Aim:
Take the data below and repeat it exactly.

[Items from a data source]
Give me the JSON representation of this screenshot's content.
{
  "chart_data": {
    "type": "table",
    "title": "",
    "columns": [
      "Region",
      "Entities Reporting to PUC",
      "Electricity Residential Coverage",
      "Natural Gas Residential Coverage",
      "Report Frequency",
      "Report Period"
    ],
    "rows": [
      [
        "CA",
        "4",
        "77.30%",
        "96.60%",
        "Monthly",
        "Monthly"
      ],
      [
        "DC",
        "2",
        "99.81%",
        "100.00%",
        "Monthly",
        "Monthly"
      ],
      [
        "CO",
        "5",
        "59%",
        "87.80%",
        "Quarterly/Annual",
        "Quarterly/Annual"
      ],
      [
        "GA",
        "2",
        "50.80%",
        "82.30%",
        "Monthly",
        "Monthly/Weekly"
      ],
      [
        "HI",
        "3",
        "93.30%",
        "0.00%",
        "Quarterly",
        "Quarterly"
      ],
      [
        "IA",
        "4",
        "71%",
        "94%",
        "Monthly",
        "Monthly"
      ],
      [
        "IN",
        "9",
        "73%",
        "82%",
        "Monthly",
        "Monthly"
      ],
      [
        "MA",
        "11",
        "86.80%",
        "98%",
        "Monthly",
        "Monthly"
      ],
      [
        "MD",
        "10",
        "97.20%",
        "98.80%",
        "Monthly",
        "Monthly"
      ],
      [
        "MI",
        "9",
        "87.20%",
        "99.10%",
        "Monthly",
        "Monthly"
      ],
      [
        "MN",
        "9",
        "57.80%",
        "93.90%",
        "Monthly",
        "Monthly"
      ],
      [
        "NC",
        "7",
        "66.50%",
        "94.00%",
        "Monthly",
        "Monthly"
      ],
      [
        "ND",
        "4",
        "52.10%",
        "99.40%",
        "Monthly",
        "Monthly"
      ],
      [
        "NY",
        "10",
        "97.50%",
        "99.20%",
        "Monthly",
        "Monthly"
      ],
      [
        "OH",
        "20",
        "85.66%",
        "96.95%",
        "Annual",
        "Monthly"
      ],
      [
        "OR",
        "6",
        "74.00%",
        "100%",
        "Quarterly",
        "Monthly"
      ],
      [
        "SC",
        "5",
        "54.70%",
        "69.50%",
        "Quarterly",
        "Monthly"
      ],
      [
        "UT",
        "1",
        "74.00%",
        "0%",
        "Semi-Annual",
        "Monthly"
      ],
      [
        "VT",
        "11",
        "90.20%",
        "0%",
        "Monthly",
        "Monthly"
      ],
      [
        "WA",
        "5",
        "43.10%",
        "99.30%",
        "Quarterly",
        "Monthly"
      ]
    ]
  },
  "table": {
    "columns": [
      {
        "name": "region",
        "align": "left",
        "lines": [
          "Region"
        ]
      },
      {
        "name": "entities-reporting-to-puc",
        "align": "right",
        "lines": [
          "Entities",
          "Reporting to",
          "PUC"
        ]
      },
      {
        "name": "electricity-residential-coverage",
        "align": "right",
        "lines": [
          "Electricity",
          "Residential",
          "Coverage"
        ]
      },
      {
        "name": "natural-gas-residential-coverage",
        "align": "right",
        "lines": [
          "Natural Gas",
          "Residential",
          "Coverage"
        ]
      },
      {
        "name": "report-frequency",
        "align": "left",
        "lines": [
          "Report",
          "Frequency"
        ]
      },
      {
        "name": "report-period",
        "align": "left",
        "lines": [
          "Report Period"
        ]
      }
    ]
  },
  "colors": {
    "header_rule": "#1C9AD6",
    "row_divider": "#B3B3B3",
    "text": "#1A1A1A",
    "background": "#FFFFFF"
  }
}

Response to the task:
Give me the JSON representation of this screenshot's content.
{
  "chart_data": {
    "type": "table",
    "title": "",
    "columns": [
      "Region",
      "Entities Reporting to PUC",
      "Electricity Residential Coverage",
      "Natural Gas Residential Coverage",
      "Report Frequency",
      "Report Period"
    ],
    "rows": [
      [
        "CA",
        "4",
        "77.30%",
        "96.60%",
        "Monthly",
        "Monthly"
      ],
      [
        "DC",
        "2",
        "99.81%",
        "100.00%",
        "Monthly",
        "Monthly"
      ],
      [
        "CO",
        "5",
        "59%",
        "87.80%",
        "Quarterly/Annual",
        "Quarterly/Annual"
      ],
      [
        "GA",
        "2",
        "50.80%",
        "82.30%",
        "Monthly",
        "Monthly/Weekly"
      ],
      [
        "HI",
        "3",
        "93.30%",
        "0.00%",
        "Quarterly",
        "Quarterly"
      ],
      [
        "IA",
        "4",
        "71%",
        "94%",
        "Monthly",
        "Monthly"
      ],
      [
        "IN",
        "9",
        "73%",
        "82%",
        "Monthly",
        "Monthly"
      ],
      [
        "MA",
        "11",
        "86.80%",
        "98%",
        "Monthly",
        "Monthly"
      ],
      [
        "MD",
        "10",
        "97.20%",
        "98.80%",
        "Monthly",
        "Monthly"
      ],
      [
        "MI",
        "9",
        "87.20%",
        "99.10%",
        "Monthly",
        "Monthly"
      ],
      [
        "MN",
        "9",
        "57.80%",
        "93.90%",
        "Monthly",
        "Monthly"
      ],
      [
        "NC",
        "7",
        "66.50%",
        "94.00%",
        "Monthly",
        "Monthly"
      ],
      [
        "ND",
        "4",
        "52.10%",
        "99.40%",
        "Monthly",
        "Monthly"
      ],
      [
        "NY",
        "10",
        "97.50%",
        "99.20%",
        "Monthly",
        "Monthly"
      ],
      [
        "OH",
        "20",
        "85.66%",
        "96.95%",
        "Annual",
        "Monthly"
      ],
      [
        "OR",
        "6",
        "74.00%",
        "100%",
        "Quarterly",
        "Monthly"
      ],
      [
        "SC",
        "5",
        "54.70%",
        "69.50%",
        "Quarterly",
        "Monthly"
      ],
      [
        "UT",
        "1",
        "74.00%",
        "0%",
        "Semi-Annual",
        "Monthly"
      ],
      [
        "VT",
        "11",
        "90.20%",
        "0%",
        "Monthly",
        "Monthly"
      ],
      [
        "WA",
        "5",
        "43.10%",
        "99.30%",
        "Quarterly",
        "Monthly"
      ]
    ]
  },
  "table": {
    "columns": [
      {
        "name": "region",
        "align": "left",
        "lines": [
          "Region"
        ]
      },
      {
        "name": "entities-reporting-to-puc",
        "align": "right",
        "lines": [
          "Entities",
          "Reporting to",
          "PUC"
        ]
      },
      {
        "name": "electricity-residential-coverage",
        "align": "right",
        "lines": [
          "Electricity",
          "Residential",
          "Coverage"
        ]
      },
      {
        "name": "natural-gas-residential-coverage",
        "align": "right",
        "lines": [
          "Natural Gas",
          "Residential",
          "Coverage"
        ]
      },
      {
        "name": "report-frequency",
        "align": "left",
        "lines": [
          "Report",
          "Frequency"
        ]
      },
      {
        "name": "report-period",
        "align": "left",
        "lines": [
          "Report Period"
        ]
      }
    ]
  },
  "colors": {
    "header_rule": "#1C9AD6",
    "row_divider": "#B3B3B3",
    "text": "#1A1A1A",
    "background": "#FFFFFF"
  }
}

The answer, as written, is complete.